** START **
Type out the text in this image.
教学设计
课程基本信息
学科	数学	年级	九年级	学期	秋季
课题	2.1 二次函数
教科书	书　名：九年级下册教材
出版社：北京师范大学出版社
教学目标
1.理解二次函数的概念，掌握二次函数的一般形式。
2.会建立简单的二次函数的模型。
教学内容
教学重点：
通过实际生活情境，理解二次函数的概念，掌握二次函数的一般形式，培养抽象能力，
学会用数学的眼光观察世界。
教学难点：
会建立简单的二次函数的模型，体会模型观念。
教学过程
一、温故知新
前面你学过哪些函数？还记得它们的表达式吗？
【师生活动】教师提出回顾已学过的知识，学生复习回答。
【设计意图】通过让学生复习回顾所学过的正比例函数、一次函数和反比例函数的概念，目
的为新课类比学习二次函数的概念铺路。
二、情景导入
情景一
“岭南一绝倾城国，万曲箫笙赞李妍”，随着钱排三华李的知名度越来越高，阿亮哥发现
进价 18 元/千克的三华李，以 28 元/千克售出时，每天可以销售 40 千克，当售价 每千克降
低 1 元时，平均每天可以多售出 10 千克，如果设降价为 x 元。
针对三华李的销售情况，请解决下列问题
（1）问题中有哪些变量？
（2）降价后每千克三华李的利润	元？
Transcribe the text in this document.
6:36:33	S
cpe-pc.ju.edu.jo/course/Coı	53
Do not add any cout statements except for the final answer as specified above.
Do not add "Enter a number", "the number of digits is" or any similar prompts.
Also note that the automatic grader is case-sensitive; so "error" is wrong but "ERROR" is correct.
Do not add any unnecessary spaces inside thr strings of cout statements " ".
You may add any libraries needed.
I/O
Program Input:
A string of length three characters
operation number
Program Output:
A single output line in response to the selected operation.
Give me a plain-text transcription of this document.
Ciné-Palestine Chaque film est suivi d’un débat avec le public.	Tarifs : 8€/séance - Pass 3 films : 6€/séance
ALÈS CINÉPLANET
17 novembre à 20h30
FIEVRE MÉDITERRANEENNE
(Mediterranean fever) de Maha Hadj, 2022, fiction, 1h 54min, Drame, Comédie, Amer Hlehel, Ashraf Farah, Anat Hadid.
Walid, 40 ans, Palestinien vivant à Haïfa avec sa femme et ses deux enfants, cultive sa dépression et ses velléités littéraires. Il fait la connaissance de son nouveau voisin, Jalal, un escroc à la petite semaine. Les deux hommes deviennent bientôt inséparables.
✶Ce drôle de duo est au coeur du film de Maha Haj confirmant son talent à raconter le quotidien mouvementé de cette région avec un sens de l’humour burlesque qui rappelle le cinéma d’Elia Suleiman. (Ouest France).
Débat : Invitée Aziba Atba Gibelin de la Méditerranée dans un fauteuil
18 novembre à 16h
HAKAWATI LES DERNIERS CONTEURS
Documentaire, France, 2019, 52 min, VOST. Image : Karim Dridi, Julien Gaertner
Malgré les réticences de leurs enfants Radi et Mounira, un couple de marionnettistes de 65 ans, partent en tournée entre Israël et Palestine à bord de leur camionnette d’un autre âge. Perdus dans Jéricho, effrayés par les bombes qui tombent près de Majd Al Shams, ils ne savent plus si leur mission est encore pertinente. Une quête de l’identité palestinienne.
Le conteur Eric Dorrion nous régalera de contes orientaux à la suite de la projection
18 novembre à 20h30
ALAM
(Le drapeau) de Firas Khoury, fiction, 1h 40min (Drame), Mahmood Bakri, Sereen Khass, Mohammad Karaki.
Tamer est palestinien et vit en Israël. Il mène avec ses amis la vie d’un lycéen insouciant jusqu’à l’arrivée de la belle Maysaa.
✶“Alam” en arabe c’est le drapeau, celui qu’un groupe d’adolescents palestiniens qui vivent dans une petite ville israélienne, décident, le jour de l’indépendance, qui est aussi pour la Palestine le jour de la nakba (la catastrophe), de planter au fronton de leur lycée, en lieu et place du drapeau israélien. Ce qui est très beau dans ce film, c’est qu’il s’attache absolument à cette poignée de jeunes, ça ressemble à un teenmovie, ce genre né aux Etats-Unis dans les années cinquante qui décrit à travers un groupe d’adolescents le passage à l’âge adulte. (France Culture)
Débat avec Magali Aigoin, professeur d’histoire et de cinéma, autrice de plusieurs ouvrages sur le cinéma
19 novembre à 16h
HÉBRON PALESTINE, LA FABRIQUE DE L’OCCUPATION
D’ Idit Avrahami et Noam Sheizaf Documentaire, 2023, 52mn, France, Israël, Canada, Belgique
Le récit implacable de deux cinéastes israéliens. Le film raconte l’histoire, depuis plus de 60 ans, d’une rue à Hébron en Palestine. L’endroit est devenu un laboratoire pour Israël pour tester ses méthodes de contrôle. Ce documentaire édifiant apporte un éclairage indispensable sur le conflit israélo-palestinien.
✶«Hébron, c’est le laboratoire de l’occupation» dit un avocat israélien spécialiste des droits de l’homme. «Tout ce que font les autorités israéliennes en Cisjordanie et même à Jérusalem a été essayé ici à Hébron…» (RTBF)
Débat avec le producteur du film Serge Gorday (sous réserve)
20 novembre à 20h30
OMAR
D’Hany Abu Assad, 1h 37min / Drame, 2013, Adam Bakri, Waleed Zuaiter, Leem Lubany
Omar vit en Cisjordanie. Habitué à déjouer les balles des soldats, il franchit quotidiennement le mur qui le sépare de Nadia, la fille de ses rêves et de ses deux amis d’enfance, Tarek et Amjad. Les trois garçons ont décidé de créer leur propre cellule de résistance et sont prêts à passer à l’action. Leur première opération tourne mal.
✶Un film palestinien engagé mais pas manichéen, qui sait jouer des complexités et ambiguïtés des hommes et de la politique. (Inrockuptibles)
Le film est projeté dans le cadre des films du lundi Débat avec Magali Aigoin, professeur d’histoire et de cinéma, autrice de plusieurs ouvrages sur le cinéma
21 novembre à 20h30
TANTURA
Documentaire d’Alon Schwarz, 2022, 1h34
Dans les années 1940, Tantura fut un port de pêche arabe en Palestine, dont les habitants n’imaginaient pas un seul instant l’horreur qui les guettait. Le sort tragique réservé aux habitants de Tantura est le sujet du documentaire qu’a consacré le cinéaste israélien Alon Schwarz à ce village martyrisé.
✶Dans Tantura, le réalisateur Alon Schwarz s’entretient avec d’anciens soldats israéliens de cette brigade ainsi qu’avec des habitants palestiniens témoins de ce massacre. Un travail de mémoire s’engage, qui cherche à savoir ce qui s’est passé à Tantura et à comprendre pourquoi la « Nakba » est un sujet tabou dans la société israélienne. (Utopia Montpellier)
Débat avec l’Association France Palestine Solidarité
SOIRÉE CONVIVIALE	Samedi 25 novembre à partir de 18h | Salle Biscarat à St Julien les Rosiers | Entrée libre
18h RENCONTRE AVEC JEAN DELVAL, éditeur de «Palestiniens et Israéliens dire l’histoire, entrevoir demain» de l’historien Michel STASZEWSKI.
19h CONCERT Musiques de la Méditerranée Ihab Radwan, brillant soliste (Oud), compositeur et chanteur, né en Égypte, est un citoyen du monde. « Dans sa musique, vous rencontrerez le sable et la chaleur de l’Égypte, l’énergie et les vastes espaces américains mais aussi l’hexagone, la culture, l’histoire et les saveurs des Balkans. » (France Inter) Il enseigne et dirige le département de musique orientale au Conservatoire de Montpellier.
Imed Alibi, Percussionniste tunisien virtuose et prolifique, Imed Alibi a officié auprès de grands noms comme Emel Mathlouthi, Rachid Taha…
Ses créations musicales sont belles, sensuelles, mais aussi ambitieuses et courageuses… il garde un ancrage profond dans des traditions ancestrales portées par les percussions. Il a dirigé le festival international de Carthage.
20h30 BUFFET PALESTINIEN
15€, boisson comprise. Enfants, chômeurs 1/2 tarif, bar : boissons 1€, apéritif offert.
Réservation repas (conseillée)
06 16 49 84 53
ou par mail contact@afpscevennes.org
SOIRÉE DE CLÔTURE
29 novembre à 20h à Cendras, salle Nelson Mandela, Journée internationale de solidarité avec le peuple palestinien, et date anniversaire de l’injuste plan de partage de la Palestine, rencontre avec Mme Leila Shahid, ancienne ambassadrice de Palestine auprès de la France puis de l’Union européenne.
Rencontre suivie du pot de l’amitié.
** END **
◆ WHAT NEEDS TO BE DONE ◆
Tally up the lines in the records that contain the word "film" and give only the total.

◆ SOLUTION BELOW ◆
7